Quote each line of the material verbatim, without the pictures.

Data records
__________________________________________________

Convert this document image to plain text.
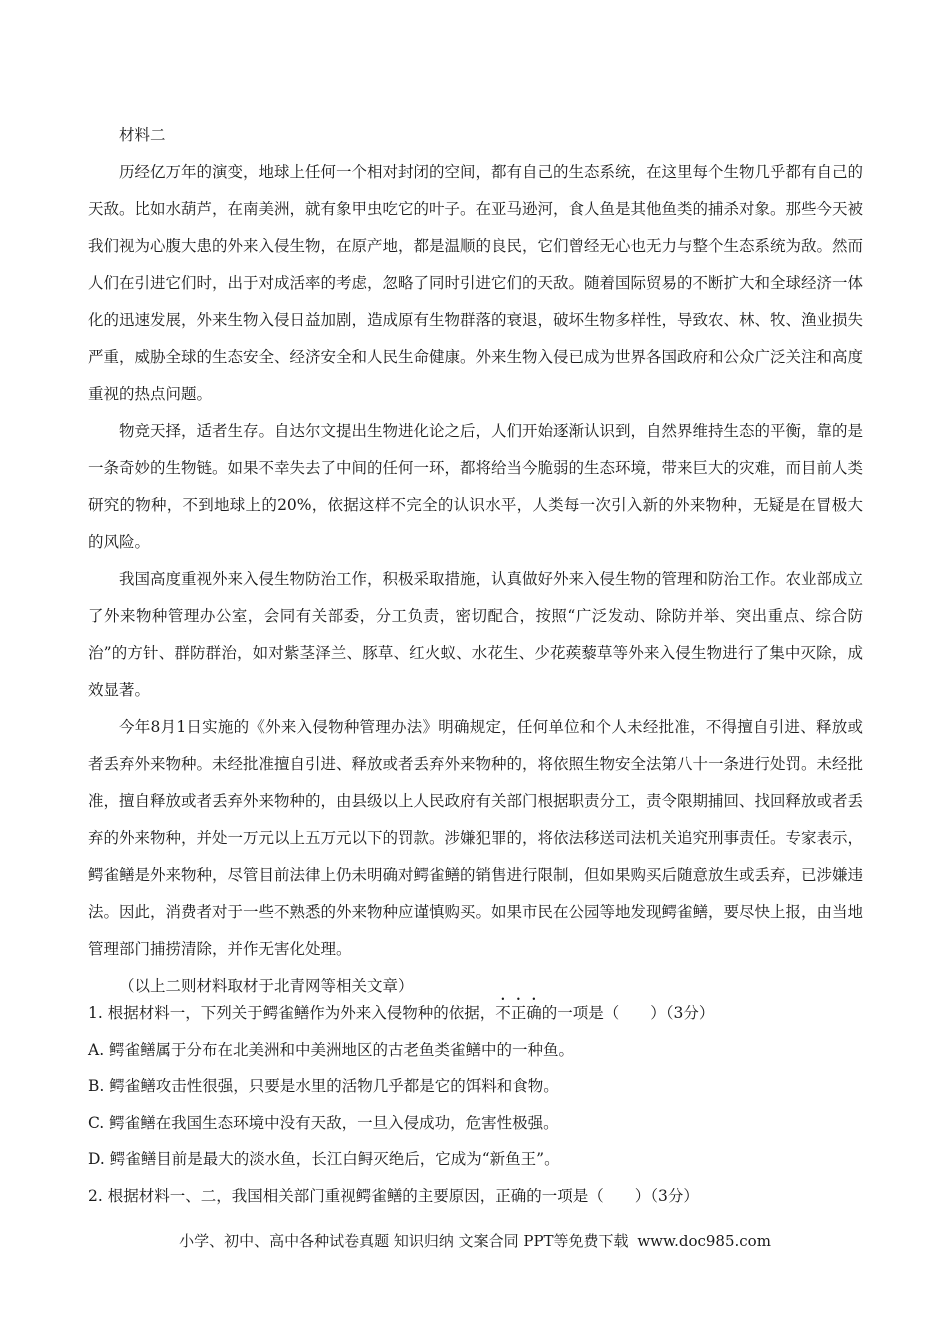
材料二

历经亿万年的演变，地球上任何一个相对封闭的空间，都有自己的生态系统，在这里每个生物几乎都有自己的天敌。比如水葫芦，在南美洲，就有象甲虫吃它的叶子。在亚马逊河，食人鱼是其他鱼类的捕杀对象。那些今天被我们视为心腹大患的外来入侵生物，在原产地，都是温顺的良民，它们曾经无心也无力与整个生态系统为敌。然而人们在引进它们时，出于对成活率的考虑，忽略了同时引进它们的天敌。随着国际贸易的不断扩大和全球经济一体化的迅速发展，外来生物入侵日益加剧，造成原有生物群落的衰退，破坏生物多样性，导致农、林、牧、渔业损失严重，威胁全球的生态安全、经济安全和人民生命健康。外来生物入侵已成为世界各国政府和公众广泛关注和高度重视的热点问题。

物竞天择，适者生存。自达尔文提出生物进化论之后，人们开始逐渐认识到，自然界维持生态的平衡，靠的是一条奇妙的生物链。如果不幸失去了中间的任何一环，都将给当今脆弱的生态环境，带来巨大的灾难，而目前人类研究的物种，不到地球上的20%，依据这样不完全的认识水平，人类每一次引入新的外来物种，无疑是在冒极大的风险。

我国高度重视外来入侵生物防治工作，积极采取措施，认真做好外来入侵生物的管理和防治工作。农业部成立了外来物种管理办公室，会同有关部委，分工负责，密切配合，按照“广泛发动、除防并举、突出重点、综合防治”的方针、群防群治，如对紫茎泽兰、豚草、红火蚁、水花生、少花蒺藜草等外来入侵生物进行了集中灭除，成效显著。

今年8月1日实施的《外来入侵物种管理办法》明确规定，任何单位和个人未经批准，不得擅自引进、释放或者丢弃外来物种。未经批准擅自引进、释放或者丢弃外来物种的，将依照生物安全法第八十一条进行处罚。未经批准，擅自释放或者丢弃外来物种的，由县级以上人民政府有关部门根据职责分工，责令限期捕回、找回释放或者丢弃的外来物种，并处一万元以上五万元以下的罚款。涉嫌犯罪的，将依法移送司法机关追究刑事责任。专家表示，鳄雀鳝是外来物种，尽管目前法律上仍未明确对鳄雀鳝的销售进行限制，但如果购买后随意放生或丢弃，已涉嫌违法。因此，消费者对于一些不熟悉的外来物种应谨慎购买。如果市民在公园等地发现鳄雀鳝，要尽快上报，由当地管理部门捕捞清除，并作无害化处理。

（以上二则材料取材于北青网等相关文章）

1. 根据材料一，下列关于鳄雀鳝作为外来入侵物种的依据，不正确的一项是（　　）（3分）
A. 鳄雀鳝属于分布在北美洲和中美洲地区的古老鱼类雀鳝中的一种鱼。
B. 鳄雀鳝攻击性很强，只要是水里的活物几乎都是它的饵料和食物。
C. 鳄雀鳝在我国生态环境中没有天敌，一旦入侵成功，危害性极强。
D. 鳄雀鳝目前是最大的淡水鱼，长江白鲟灭绝后，它成为“新鱼王”。
2. 根据材料一、二，我国相关部门重视鳄雀鳝的主要原因，正确的一项是（　　）（3分）
小学、初中、高中各种试卷真题 知识归纳 文案合同 PPT等免费下载 www.doc985.com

__________________________________________________

_Final result_:
Convert this document image to plain text.
材料二

历经亿万年的演变，地球上任何一个相对封闭的空间，都有自己的生态系统，在这里每个生物几乎都有自己的天敌。比如水葫芦，在南美洲，就有象甲虫吃它的叶子。在亚马逊河，食人鱼是其他鱼类的捕杀对象。那些今天被我们视为心腹大患的外来入侵生物，在原产地，都是温顺的良民，它们曾经无心也无力与整个生态系统为敌。然而人们在引进它们时，出于对成活率的考虑，忽略了同时引进它们的天敌。随着国际贸易的不断扩大和全球经济一体化的迅速发展，外来生物入侵日益加剧，造成原有生物群落的衰退，破坏生物多样性，导致农、林、牧、渔业损失严重，威胁全球的生态安全、经济安全和人民生命健康。外来生物入侵已成为世界各国政府和公众广泛关注和高度重视的热点问题。

物竞天择，适者生存。自达尔文提出生物进化论之后，人们开始逐渐认识到，自然界维持生态的平衡，靠的是一条奇妙的生物链。如果不幸失去了中间的任何一环，都将给当今脆弱的生态环境，带来巨大的灾难，而目前人类研究的物种，不到地球上的20%，依据这样不完全的认识水平，人类每一次引入新的外来物种，无疑是在冒极大的风险。

我国高度重视外来入侵生物防治工作，积极采取措施，认真做好外来入侵生物的管理和防治工作。农业部成立了外来物种管理办公室，会同有关部委，分工负责，密切配合，按照“广泛发动、除防并举、突出重点、综合防治”的方针、群防群治，如对紫茎泽兰、豚草、红火蚁、水花生、少花蒺藜草等外来入侵生物进行了集中灭除，成效显著。

今年8月1日实施的《外来入侵物种管理办法》明确规定，任何单位和个人未经批准，不得擅自引进、释放或者丢弃外来物种。未经批准擅自引进、释放或者丢弃外来物种的，将依照生物安全法第八十一条进行处罚。未经批准，擅自释放或者丢弃外来物种的，由县级以上人民政府有关部门根据职责分工，责令限期捕回、找回释放或者丢弃的外来物种，并处一万元以上五万元以下的罚款。涉嫌犯罪的，将依法移送司法机关追究刑事责任。专家表示，鳄雀鳝是外来物种，尽管目前法律上仍未明确对鳄雀鳝的销售进行限制，但如果购买后随意放生或丢弃，已涉嫌违法。因此，消费者对于一些不熟悉的外来物种应谨慎购买。如果市民在公园等地发现鳄雀鳝，要尽快上报，由当地管理部门捕捞清除，并作无害化处理。

（以上二则材料取材于北青网等相关文章）

1. 根据材料一，下列关于鳄雀鳝作为外来入侵物种的依据，不正确的一项是（　　）（3分）
A. 鳄雀鳝属于分布在北美洲和中美洲地区的古老鱼类雀鳝中的一种鱼。
B. 鳄雀鳝攻击性很强，只要是水里的活物几乎都是它的饵料和食物。
C. 鳄雀鳝在我国生态环境中没有天敌，一旦入侵成功，危害性极强。
D. 鳄雀鳝目前是最大的淡水鱼，长江白鲟灭绝后，它成为“新鱼王”。
2. 根据材料一、二，我国相关部门重视鳄雀鳝的主要原因，正确的一项是（　　）（3分）
小学、初中、高中各种试卷真题 知识归纳 文案合同 PPT等免费下载 www.doc985.com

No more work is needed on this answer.